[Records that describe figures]
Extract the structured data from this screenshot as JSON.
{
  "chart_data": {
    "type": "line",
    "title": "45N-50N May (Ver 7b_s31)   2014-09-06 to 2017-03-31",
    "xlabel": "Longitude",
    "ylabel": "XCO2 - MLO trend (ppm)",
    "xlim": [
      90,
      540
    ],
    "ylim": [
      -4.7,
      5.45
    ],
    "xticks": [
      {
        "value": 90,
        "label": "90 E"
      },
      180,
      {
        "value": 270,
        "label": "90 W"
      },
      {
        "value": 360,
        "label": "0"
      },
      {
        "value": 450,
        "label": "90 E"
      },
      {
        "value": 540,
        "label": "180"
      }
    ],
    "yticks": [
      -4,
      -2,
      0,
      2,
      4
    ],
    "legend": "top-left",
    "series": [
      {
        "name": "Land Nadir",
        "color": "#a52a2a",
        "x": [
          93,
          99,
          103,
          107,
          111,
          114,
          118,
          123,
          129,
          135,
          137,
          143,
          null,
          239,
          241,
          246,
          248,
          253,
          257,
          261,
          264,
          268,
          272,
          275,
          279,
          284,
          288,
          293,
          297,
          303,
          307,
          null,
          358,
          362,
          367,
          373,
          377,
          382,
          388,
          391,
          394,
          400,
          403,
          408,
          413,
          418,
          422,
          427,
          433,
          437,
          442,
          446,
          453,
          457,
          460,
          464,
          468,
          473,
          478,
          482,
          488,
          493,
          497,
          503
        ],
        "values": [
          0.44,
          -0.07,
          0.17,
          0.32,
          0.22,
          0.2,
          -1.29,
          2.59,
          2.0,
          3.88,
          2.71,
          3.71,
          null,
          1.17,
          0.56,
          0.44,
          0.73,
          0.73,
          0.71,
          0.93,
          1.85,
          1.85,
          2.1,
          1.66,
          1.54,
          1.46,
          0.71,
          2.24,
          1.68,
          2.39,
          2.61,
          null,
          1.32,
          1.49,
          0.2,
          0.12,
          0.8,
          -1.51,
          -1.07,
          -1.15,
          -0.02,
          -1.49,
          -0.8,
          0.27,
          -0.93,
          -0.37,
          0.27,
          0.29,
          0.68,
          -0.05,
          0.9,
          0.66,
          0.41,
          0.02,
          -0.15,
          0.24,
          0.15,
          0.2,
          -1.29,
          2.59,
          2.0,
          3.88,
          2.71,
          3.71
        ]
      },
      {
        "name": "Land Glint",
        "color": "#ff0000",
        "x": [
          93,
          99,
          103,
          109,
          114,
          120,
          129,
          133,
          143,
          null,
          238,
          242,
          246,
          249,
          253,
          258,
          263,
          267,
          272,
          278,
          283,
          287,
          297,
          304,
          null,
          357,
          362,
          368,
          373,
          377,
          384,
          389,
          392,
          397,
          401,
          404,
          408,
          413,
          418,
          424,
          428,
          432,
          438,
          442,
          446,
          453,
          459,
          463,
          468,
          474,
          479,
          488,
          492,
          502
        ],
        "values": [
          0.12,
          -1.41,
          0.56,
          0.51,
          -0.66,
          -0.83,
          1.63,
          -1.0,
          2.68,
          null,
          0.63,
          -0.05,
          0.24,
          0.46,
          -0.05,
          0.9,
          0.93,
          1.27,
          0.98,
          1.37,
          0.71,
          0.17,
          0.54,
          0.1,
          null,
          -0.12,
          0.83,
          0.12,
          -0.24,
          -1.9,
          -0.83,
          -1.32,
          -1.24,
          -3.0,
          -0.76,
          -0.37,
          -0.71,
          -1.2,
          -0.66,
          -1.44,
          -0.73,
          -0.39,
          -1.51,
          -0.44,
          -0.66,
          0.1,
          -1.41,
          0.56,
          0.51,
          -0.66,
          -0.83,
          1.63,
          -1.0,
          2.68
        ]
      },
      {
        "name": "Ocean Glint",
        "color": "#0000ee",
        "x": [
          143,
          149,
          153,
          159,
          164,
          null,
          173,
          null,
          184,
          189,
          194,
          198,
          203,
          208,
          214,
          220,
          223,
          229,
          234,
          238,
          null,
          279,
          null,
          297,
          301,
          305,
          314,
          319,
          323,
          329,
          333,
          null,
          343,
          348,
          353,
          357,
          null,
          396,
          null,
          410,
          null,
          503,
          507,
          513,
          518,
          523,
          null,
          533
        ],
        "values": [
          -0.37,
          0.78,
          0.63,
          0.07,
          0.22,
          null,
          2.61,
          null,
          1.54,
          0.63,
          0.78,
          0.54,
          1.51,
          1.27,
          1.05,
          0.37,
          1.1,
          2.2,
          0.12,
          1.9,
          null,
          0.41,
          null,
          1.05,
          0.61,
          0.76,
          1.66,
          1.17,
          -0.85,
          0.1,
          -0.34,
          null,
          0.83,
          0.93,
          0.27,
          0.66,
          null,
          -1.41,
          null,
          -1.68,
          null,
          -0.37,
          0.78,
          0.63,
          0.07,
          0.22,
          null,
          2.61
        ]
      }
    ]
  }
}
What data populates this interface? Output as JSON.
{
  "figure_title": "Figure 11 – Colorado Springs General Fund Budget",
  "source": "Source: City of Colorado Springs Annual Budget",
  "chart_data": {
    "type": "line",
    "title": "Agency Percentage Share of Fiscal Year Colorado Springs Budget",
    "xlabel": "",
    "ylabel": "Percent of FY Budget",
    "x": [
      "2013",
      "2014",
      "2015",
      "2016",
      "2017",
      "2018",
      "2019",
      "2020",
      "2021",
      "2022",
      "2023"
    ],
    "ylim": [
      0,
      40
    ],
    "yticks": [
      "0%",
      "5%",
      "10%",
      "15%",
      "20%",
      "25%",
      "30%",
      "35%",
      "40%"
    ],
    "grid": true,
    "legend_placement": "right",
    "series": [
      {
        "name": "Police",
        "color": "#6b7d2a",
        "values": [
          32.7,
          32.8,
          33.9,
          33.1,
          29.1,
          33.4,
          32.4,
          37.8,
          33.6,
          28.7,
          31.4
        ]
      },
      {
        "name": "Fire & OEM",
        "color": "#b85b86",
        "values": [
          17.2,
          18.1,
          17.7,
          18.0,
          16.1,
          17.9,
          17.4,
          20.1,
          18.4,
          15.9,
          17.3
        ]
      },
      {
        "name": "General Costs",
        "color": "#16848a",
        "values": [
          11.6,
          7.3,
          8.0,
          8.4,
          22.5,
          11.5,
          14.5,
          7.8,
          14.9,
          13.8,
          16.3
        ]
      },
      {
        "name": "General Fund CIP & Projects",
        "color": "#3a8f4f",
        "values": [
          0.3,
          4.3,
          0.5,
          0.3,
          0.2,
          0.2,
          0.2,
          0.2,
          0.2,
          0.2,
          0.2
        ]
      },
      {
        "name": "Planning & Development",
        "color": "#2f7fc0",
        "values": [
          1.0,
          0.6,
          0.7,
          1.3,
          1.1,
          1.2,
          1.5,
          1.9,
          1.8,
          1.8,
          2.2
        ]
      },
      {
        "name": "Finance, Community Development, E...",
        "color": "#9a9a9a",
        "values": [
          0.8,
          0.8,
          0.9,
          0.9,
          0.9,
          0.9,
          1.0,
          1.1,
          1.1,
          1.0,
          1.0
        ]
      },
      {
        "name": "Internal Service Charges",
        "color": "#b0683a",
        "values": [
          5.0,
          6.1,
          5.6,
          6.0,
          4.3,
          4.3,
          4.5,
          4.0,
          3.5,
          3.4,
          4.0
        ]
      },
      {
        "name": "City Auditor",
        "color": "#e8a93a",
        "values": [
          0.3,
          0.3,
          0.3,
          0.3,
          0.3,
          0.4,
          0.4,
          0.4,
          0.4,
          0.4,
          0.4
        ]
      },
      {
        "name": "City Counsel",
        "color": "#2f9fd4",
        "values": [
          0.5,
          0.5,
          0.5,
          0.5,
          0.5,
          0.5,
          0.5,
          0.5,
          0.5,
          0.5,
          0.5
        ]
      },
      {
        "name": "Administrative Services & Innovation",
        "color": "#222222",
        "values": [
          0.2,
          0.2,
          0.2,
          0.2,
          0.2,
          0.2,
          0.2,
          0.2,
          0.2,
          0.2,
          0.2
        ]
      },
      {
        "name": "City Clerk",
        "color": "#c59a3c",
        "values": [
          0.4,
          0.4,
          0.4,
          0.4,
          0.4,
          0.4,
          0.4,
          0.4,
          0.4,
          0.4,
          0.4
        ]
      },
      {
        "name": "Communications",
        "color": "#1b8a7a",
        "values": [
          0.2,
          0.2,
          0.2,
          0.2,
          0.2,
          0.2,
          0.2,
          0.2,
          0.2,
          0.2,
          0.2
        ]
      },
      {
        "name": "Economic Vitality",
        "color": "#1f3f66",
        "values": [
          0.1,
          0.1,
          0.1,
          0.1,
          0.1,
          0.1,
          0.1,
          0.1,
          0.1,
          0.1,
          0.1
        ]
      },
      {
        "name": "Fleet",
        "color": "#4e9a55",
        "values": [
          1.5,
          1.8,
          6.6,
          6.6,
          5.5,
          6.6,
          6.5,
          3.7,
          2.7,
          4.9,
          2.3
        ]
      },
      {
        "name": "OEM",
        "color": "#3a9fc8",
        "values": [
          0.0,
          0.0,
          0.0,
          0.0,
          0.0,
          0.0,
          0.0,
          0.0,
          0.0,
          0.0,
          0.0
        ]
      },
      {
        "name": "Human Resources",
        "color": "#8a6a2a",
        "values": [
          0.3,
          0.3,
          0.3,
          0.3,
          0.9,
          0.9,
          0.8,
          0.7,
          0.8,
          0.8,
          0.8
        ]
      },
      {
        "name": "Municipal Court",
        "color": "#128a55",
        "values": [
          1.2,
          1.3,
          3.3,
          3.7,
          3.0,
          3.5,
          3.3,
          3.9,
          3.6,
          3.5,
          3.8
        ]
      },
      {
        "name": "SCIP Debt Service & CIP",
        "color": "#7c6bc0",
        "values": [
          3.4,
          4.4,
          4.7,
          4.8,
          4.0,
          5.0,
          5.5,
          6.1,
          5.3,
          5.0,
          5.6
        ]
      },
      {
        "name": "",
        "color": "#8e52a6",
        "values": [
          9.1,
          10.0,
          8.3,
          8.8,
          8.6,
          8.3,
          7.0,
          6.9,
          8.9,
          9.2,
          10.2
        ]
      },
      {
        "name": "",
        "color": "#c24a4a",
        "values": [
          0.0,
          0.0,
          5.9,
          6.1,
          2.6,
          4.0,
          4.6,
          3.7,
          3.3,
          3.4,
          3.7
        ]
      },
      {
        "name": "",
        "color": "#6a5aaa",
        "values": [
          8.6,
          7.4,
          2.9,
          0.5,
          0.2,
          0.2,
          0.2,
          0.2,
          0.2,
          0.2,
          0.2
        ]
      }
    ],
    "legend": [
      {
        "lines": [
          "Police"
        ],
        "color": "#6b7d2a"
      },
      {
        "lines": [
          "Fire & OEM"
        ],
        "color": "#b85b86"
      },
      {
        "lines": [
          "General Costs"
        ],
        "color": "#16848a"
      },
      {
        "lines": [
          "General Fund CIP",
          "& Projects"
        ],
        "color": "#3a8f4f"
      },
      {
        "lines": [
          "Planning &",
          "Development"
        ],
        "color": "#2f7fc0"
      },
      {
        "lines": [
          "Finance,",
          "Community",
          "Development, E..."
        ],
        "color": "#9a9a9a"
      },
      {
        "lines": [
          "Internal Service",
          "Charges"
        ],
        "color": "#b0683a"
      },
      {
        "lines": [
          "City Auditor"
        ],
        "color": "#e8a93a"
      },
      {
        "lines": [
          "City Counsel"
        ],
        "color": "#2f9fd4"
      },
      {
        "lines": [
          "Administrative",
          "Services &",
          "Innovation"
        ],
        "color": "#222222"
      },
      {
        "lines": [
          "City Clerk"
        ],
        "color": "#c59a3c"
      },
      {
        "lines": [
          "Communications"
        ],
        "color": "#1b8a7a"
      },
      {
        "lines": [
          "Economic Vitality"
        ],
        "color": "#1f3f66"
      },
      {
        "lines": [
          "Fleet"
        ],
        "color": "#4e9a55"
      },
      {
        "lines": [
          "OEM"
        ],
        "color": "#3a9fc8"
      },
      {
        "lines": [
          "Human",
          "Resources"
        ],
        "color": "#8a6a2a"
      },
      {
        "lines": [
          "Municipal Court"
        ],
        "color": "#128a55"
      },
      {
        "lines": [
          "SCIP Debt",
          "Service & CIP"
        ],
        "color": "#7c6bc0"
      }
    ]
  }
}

* DESCRIPTION OF THE TASK:
Report only a number: how many lines in the material above contain the string "ylabel".

* SOLUTION:
2